┌─ RECORDS TO PROCESS
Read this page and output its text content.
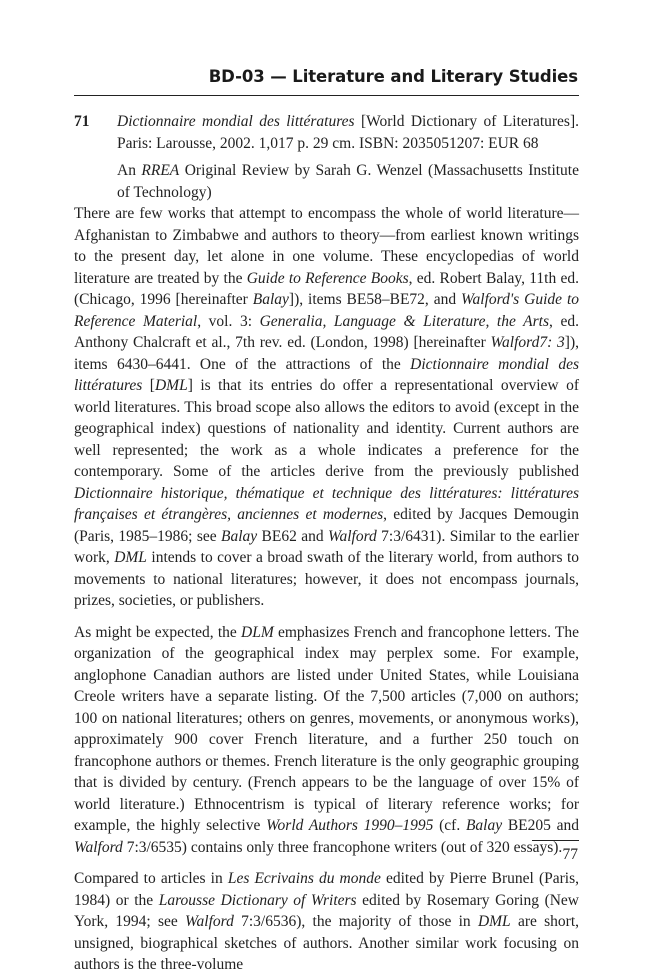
BD-03 — Literature and Literary Studies
71 Dictionnaire mondial des littératures [World Dictionary of Literatures]. Paris: Larousse, 2002. 1,017 p. 29 cm. ISBN: 2035051207: EUR 68

An RREA Original Review by Sarah G. Wenzel (Massachusetts Institute of Technology)

There are few works that attempt to encompass the whole of world literature—Afghanistan to Zimbabwe and authors to theory—from earliest known writings to the present day, let alone in one volume. These encyclopedias of world literature are treated by the Guide to Reference Books, ed. Robert Balay, 11th ed. (Chicago, 1996 [hereinafter Balay]), items BE58–BE72, and Walford's Guide to Reference Material, vol. 3: Generalia, Language & Literature, the Arts, ed. Anthony Chalcraft et al., 7th rev. ed. (London, 1998) [hereinafter Walford7: 3]), items 6430–6441. One of the attractions of the Dictionnaire mondial des littératures [DML] is that its entries do offer a representational overview of world literatures. This broad scope also allows the editors to avoid (except in the geographical index) questions of nationality and identity. Current authors are well represented; the work as a whole indicates a preference for the contemporary. Some of the articles derive from the previously published Dictionnaire historique, thématique et technique des littératures: littératures françaises et étrangères, anciennes et modernes, edited by Jacques Demougin (Paris, 1985–1986; see Balay BE62 and Walford 7:3/6431). Similar to the earlier work, DML intends to cover a broad swath of the literary world, from authors to movements to national literatures; however, it does not encompass journals, prizes, societies, or publishers.

As might be expected, the DLM emphasizes French and francophone letters. The organization of the geographical index may perplex some. For example, anglophone Canadian authors are listed under United States, while Louisiana Creole writers have a separate listing. Of the 7,500 articles (7,000 on authors; 100 on national literatures; others on genres, movements, or anonymous works), approximately 900 cover French literature, and a further 250 touch on francophone authors or themes. French literature is the only geographic grouping that is divided by century. (French appears to be the language of over 15% of world literature.) Ethnocentrism is typical of literary reference works; for example, the highly selective World Authors 1990–1995 (cf. Balay BE205 and Walford 7:3/6535) contains only three francophone writers (out of 320 essays).

Compared to articles in Les Ecrivains du monde edited by Pierre Brunel (Paris, 1984) or the Larousse Dictionary of Writers edited by Rosemary Goring (New York, 1994; see Walford 7:3/6536), the majority of those in DML are short, unsigned, biographical sketches of authors. Another similar work focusing on authors is the three-volume

77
└─
▸ **PROBLEM TO WORK ON**
Output each line exactly; omit every picture.

▸ **EXERCISE ANSWER**
Read this page and output its text content.
BD-03 — Literature and Literary Studies
71 Dictionnaire mondial des littératures [World Dictionary of Literatures]. Paris: Larousse, 2002. 1,017 p. 29 cm. ISBN: 2035051207: EUR 68

An RREA Original Review by Sarah G. Wenzel (Massachusetts Institute of Technology)

There are few works that attempt to encompass the whole of world literature—Afghanistan to Zimbabwe and authors to theory—from earliest known writings to the present day, let alone in one volume. These encyclopedias of world literature are treated by the Guide to Reference Books, ed. Robert Balay, 11th ed. (Chicago, 1996 [hereinafter Balay]), items BE58–BE72, and Walford's Guide to Reference Material, vol. 3: Generalia, Language & Literature, the Arts, ed. Anthony Chalcraft et al., 7th rev. ed. (London, 1998) [hereinafter Walford7: 3]), items 6430–6441. One of the attractions of the Dictionnaire mondial des littératures [DML] is that its entries do offer a representational overview of world literatures. This broad scope also allows the editors to avoid (except in the geographical index) questions of nationality and identity. Current authors are well represented; the work as a whole indicates a preference for the contemporary. Some of the articles derive from the previously published Dictionnaire historique, thématique et technique des littératures: littératures françaises et étrangères, anciennes et modernes, edited by Jacques Demougin (Paris, 1985–1986; see Balay BE62 and Walford 7:3/6431). Similar to the earlier work, DML intends to cover a broad swath of the literary world, from authors to movements to national literatures; however, it does not encompass journals, prizes, societies, or publishers.

As might be expected, the DLM emphasizes French and francophone letters. The organization of the geographical index may perplex some. For example, anglophone Canadian authors are listed under United States, while Louisiana Creole writers have a separate listing. Of the 7,500 articles (7,000 on authors; 100 on national literatures; others on genres, movements, or anonymous works), approximately 900 cover French literature, and a further 250 touch on francophone authors or themes. French literature is the only geographic grouping that is divided by century. (French appears to be the language of over 15% of world literature.) Ethnocentrism is typical of literary reference works; for example, the highly selective World Authors 1990–1995 (cf. Balay BE205 and Walford 7:3/6535) contains only three francophone writers (out of 320 essays).

Compared to articles in Les Ecrivains du monde edited by Pierre Brunel (Paris, 1984) or the Larousse Dictionary of Writers edited by Rosemary Goring (New York, 1994; see Walford 7:3/6536), the majority of those in DML are short, unsigned, biographical sketches of authors. Another similar work focusing on authors is the three-volume

77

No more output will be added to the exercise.